EXTRACTED ENTRIES:
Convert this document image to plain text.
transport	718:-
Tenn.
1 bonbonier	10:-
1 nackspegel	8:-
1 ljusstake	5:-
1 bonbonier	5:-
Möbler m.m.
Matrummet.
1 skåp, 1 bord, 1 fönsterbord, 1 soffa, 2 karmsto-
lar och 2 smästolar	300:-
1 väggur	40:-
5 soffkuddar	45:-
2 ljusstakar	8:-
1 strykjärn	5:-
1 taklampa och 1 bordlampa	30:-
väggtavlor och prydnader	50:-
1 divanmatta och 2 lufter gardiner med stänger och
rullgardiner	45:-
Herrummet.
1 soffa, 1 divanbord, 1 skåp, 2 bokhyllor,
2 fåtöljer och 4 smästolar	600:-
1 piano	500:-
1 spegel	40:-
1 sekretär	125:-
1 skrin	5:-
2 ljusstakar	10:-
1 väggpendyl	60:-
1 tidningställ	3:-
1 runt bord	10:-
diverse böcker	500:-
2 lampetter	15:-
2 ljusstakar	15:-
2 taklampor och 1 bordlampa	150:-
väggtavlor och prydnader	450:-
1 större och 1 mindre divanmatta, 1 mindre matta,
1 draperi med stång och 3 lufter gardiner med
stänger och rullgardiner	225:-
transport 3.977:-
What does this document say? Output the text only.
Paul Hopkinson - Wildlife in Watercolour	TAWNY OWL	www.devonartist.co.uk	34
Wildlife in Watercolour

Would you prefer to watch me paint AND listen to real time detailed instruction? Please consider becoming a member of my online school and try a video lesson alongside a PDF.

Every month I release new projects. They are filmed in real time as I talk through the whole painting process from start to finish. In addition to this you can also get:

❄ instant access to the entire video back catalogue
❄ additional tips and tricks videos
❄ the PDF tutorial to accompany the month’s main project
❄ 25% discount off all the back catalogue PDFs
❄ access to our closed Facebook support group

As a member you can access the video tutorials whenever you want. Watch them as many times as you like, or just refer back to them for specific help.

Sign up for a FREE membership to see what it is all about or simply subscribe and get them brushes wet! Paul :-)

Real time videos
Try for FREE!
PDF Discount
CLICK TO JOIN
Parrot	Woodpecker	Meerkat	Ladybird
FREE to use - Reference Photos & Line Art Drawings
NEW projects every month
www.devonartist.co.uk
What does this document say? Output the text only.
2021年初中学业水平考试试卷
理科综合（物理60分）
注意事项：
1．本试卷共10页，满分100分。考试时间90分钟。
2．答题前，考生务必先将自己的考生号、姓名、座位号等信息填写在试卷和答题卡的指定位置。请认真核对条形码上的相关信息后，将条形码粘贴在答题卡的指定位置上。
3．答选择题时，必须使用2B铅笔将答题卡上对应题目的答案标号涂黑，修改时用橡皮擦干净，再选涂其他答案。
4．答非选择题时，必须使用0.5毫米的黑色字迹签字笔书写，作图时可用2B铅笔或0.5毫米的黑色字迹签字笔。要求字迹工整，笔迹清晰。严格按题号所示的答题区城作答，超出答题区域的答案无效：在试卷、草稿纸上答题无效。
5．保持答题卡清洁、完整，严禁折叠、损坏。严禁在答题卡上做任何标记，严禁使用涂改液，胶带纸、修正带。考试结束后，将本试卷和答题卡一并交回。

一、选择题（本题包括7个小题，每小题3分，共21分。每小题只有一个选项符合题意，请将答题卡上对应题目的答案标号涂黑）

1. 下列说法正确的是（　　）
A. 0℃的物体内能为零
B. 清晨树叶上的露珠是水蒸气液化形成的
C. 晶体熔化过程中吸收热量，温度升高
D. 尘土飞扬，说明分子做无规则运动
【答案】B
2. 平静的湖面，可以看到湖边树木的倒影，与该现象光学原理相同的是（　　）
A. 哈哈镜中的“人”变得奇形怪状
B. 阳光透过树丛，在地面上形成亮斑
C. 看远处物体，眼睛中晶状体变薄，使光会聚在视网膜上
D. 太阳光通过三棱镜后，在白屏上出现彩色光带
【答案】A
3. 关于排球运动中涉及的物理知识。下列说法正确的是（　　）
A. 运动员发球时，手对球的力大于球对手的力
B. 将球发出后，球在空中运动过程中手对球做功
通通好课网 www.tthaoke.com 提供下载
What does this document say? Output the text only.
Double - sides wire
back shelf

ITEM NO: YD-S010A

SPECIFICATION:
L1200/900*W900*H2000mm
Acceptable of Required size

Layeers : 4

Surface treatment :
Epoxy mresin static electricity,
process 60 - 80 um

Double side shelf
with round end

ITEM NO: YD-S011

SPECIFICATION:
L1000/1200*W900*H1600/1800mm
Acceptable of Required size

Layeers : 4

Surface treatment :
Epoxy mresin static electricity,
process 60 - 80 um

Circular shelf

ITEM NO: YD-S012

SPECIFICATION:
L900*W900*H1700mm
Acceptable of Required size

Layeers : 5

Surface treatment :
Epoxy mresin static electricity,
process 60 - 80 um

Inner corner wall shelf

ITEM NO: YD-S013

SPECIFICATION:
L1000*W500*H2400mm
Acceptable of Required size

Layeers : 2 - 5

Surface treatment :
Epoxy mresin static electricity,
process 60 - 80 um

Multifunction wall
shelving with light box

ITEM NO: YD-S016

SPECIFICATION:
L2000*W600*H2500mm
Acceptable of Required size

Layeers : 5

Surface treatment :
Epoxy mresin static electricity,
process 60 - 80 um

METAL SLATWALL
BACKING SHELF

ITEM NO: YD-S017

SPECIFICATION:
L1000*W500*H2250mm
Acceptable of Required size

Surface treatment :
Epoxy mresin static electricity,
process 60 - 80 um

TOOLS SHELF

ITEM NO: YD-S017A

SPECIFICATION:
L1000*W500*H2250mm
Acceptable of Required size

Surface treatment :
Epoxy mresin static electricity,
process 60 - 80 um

WHAT YOU ARE ASKED TO DO:
State the count of lines that contain the string "smästolar". Nothing else is needed.

WRITTEN SOLUTION:
2